EXTRACT PROVIDED:
Intel vs AMD, where do things stand now

Within the next couple of weeks, I’m planning on doing a full scale computer upgrade. My last couple of upgrades have been done cheaply or on a as-needed basis, and this time I want to put a lot of effort (i.e. money) into getting myself a great system that will behave and handle what I throw at it. My mom also desperately needs a new computer for her home, so I’m going to use most of the leftover parts from my current system to give to her. My motherboard has on-board video, so I’m gonna re-use my Nvidia 8800GT in my new system for now and let her use the on-board, and likely the only other things that will carry over are the harddrives and the BD-R drive.

The first question when planning a home build is…Intel or AMD? The motherboard, RAM and possibly the power supply all depend on that decision. The thing is, I’m not even sure who to go with this time. My last couple of builds have been AMD systems (Athlon, Sempron, Athlon X2) and the last time I had an Intel system, it was a Pentium 3! Right now, Intel systems are significantly more expensive than AMD systems, and I’m not sure if the extra cost is worth it, or what I’m even getting for that extra cost (I could give a rat’s ass about the Intel Inside sticker). I’ve heard issues over the years of some console emulators only working with one platform or the other, and I believe it’s the same deal if I wanted to run OS-X on my system (might be fun for novelty purposes, but not important).

I suppose I could break it down into a “what processor should I get” thread… all I know is I want at least a quad core, and something that will leave my current AMD X2 4200+ 2.2ghz in the dust. But before I get more specific, I need to choose sides here.

I’m a pretty hardcore user, and am on my system for as much as 10 hours a day, for both work and fun. I do NOT overclock (I don’t see the point of spending extra money for cooling systems when I could be putting that same money towards getting better hardware and running them normally). I haven’t done much PC gaming lately, but this might change again. I do a lot of console emulation, as mentioned above, and would love to have a system that can handle Dolphin well, for some 1080p Wii action! I also do a lot of work with Adobe Creative Suite and ESRI Arc Suite.

DATASET CONTENT:
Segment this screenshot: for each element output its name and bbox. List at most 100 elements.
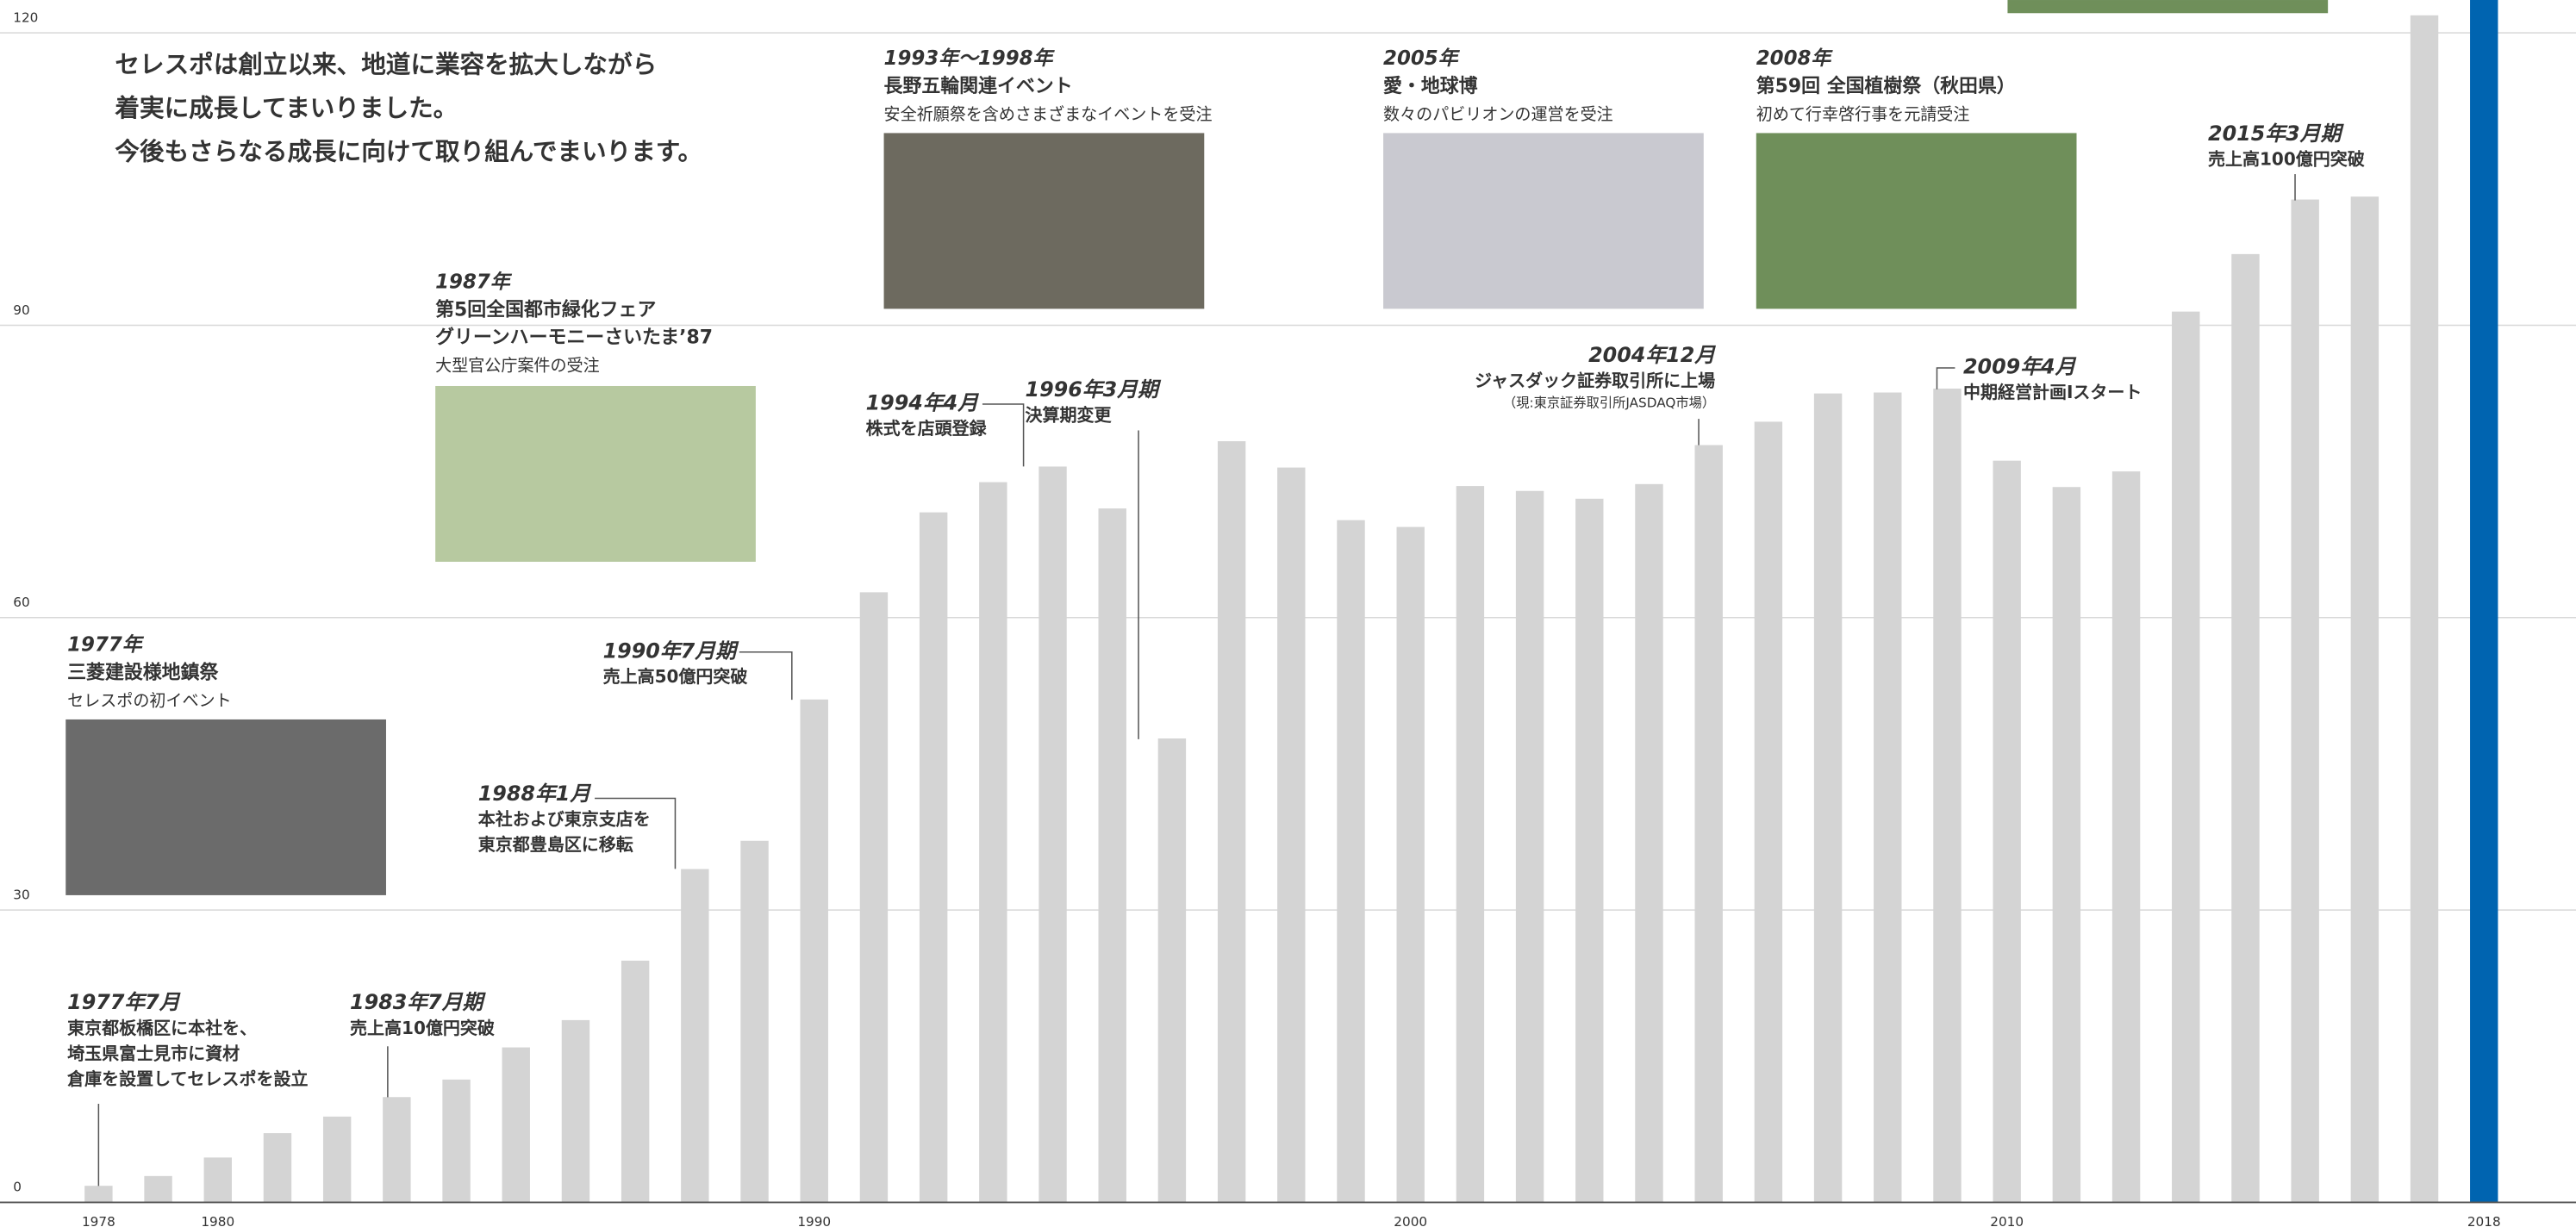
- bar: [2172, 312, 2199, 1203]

WRITTEN REQUEST 1: Reproduce the passage from the post on choosing between Intel and AMD from "I suppose I" up to and including "choose sides here.".
WRITTEN REQUEST 2: Write the next part of the post weighing Intel against AMD for a new computer build, beginning after its final sentence.

WRITTEN REPLY 1:
I suppose I could break it down into a “what processor should I get” thread… all I know is I want at least a quad core, and something that will leave my current AMD X2 4200+ 2.2ghz in the dust. But before I get more specific, I need to choose sides here.

WRITTEN REPLY 2:
Any help appreciated, thanks.

Intel. Their new stuff simply blows everything out of the water. We still don’t know how Bulldozer will perform, but your timetable makes it moot anyway. Plus, any current gen AMD motherboard will be EOL’d when Bulldozer emerges so you’ll be limiting your upgrade path later on.

Bulldozer?

AMD is still strong in the video card segment with their Radeon cards.

Not just for games…Radeon cards are better in supercomputing applications than Nvidia is.

Want to mine BitCoins? Use Radeon cards.

That does not mean Nvidia is bad in games but Radeon’s architecture is far superior in business applications.

ETA: What is interesting here is whether the GPU will surpass the CPU in importance down the road. Not sure Intel has an answer in the GPU department.

Generally, the GPU does beat the CPU for most games these days. I paid way too much for my 8800GT and never got very much use out of it, so it’s still got a lot of life left in it. I’m gonna be shopping for:

  1. Processor
  2. Motherboard
  3. RAM
  4. Case
  5. PSU

GPU, Hard Drives, BD-R drive, monitors, keyboard, mouse will carry over from my old system. One more thing I’m more than likely gonna have to buy is a Parallel Port PCI card. My HP Laserjet 4 is still going strong, but it predates USB, and I doubt they’re putting Parallel Ports onto motherboards anymore…

http://en.wikipedia.org/wiki/Bulldozer_(processor)

Looks intriguing, but who knows?

Anyway, in my opinion there’s too much uncertainty right now with AMD. If you buy a verified, stable AM3 board, you can’t upgrade the CPU later. If you gamble on one of the early AM3+ boards trickling out, I think you’re bound for problems with the new chips should you upgrade (the current available boards look like odd hybrids; old 880/890 chipsets with a new socket slapped on).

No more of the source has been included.